### EXERCISE
Count how many lines of the data below contain the string "Probedrucke"; the reply should be that number alone.

══════════════════════════════

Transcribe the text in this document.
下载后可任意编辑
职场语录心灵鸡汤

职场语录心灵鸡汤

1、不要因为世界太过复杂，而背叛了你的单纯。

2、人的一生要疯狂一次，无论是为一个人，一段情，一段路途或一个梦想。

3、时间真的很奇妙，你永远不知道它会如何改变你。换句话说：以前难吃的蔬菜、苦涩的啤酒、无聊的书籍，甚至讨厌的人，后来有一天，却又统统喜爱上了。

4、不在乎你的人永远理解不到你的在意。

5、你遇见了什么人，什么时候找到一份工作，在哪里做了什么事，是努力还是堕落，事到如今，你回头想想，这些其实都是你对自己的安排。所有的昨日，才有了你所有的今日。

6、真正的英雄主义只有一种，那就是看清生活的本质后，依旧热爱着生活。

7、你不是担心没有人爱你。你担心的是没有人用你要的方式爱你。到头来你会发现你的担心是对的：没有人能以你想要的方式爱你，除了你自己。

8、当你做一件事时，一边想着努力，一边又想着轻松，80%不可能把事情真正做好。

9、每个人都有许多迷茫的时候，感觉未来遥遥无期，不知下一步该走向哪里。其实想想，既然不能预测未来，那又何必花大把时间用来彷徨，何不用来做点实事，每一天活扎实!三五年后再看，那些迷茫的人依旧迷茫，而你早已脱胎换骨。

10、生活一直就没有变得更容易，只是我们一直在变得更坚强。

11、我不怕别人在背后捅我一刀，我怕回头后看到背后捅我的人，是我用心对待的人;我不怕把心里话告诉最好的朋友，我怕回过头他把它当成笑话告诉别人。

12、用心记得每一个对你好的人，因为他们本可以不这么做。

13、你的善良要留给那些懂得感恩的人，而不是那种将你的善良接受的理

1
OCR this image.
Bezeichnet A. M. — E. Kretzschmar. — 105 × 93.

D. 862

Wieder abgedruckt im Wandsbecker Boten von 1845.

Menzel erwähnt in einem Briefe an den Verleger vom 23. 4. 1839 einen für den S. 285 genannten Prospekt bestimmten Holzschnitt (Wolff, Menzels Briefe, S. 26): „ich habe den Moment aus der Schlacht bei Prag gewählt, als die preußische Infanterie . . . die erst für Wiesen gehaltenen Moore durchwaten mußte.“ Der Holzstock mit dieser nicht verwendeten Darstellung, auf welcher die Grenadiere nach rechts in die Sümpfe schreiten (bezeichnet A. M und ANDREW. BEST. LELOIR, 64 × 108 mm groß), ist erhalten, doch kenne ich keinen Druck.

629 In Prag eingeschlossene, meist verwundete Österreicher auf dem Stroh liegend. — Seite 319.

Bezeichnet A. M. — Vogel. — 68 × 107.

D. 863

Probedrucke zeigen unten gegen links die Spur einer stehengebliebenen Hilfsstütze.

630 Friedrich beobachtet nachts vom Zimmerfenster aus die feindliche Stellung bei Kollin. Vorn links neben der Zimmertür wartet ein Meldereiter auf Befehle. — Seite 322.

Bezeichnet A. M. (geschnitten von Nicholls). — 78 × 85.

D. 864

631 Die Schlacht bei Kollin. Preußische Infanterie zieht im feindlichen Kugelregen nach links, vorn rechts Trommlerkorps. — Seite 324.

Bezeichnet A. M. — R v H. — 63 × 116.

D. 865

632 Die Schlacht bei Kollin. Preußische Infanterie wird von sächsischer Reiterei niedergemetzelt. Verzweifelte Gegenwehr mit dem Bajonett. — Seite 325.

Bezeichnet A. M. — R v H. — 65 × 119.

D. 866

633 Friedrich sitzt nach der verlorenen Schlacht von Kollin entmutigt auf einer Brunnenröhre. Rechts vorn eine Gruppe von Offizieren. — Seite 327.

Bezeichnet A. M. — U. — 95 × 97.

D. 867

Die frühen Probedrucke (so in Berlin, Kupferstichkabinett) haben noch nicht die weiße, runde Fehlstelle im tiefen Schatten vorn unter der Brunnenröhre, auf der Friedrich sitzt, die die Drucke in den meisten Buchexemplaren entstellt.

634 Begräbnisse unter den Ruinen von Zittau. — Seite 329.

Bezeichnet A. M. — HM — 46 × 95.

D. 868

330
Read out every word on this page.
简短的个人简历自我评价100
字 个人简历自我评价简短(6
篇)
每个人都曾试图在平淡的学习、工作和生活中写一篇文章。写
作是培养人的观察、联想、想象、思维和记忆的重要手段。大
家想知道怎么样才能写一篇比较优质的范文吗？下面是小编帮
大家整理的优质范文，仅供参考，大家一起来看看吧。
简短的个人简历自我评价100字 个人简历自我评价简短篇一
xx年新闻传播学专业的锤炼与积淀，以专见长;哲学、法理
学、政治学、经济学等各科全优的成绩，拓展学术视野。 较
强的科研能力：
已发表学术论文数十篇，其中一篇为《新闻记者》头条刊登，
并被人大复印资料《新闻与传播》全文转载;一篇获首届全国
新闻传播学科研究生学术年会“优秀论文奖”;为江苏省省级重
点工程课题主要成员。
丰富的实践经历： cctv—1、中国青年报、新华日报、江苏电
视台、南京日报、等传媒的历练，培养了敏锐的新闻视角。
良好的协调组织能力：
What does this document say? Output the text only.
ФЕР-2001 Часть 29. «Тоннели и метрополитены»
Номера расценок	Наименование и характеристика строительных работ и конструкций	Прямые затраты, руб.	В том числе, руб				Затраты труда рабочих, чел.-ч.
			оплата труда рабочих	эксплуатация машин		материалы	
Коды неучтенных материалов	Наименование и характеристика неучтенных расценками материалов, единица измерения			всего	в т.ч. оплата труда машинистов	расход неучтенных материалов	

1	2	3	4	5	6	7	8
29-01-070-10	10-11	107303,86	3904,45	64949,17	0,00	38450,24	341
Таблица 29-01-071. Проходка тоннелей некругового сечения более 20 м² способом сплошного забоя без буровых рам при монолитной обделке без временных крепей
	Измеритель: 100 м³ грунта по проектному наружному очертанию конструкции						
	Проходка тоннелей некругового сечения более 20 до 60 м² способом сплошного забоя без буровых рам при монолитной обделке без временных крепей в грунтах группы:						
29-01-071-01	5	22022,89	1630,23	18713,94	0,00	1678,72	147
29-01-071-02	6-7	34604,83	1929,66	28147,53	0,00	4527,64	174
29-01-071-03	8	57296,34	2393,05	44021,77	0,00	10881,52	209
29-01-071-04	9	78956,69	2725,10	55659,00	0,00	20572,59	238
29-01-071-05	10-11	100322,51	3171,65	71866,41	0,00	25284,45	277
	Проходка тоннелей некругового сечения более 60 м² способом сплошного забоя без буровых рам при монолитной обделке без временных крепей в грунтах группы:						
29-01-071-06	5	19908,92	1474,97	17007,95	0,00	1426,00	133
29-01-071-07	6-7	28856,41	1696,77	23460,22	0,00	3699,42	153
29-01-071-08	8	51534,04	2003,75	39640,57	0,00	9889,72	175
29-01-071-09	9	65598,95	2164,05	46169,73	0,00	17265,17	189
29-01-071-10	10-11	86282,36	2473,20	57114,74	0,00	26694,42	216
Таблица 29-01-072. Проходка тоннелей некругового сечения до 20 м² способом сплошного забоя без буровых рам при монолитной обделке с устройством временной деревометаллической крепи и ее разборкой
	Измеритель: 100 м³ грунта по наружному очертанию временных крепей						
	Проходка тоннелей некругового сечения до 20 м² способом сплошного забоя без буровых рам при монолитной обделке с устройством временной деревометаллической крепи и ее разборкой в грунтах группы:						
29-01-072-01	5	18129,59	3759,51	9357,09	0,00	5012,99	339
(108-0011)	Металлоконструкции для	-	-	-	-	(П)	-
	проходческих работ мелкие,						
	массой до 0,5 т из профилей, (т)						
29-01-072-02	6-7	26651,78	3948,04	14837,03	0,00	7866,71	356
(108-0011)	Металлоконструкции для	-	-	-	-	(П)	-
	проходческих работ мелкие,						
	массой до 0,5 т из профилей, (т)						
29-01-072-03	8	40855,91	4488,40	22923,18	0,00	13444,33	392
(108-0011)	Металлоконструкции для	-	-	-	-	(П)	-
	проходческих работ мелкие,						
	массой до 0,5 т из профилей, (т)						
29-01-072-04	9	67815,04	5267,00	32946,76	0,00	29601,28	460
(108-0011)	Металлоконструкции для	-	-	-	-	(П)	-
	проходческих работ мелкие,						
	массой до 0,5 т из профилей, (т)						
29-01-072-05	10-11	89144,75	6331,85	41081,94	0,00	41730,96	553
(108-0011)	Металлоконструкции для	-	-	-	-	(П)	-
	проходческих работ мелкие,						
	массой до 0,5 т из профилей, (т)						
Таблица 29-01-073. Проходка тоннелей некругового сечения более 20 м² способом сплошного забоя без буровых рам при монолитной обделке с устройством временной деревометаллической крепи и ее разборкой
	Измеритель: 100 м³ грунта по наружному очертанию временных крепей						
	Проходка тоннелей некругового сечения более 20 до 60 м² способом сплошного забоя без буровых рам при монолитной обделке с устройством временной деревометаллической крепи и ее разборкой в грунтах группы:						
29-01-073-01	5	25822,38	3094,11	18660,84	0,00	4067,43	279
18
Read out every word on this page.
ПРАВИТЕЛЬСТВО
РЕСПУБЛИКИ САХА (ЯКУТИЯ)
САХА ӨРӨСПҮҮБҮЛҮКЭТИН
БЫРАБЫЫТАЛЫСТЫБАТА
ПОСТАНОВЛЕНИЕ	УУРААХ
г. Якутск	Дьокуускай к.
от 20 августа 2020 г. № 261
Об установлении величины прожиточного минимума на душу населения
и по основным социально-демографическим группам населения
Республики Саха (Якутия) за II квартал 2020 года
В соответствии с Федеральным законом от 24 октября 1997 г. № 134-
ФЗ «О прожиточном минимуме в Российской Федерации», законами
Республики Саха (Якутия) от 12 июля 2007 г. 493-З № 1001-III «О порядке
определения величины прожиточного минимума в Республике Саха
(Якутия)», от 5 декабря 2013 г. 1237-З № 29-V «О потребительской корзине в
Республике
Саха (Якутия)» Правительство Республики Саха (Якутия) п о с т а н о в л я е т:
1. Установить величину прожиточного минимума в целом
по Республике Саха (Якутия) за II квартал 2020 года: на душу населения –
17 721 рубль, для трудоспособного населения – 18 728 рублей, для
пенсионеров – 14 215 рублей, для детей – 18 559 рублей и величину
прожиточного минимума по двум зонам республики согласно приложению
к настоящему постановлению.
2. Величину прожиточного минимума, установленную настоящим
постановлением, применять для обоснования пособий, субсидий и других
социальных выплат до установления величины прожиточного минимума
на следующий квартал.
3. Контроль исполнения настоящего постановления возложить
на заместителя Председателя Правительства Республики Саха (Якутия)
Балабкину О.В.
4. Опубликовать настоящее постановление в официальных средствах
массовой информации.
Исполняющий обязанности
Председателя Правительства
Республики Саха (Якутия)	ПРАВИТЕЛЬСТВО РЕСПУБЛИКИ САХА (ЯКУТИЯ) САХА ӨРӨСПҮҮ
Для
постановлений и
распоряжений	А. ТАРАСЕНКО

══════════════════════════════

### CORRECT OUTPUT
2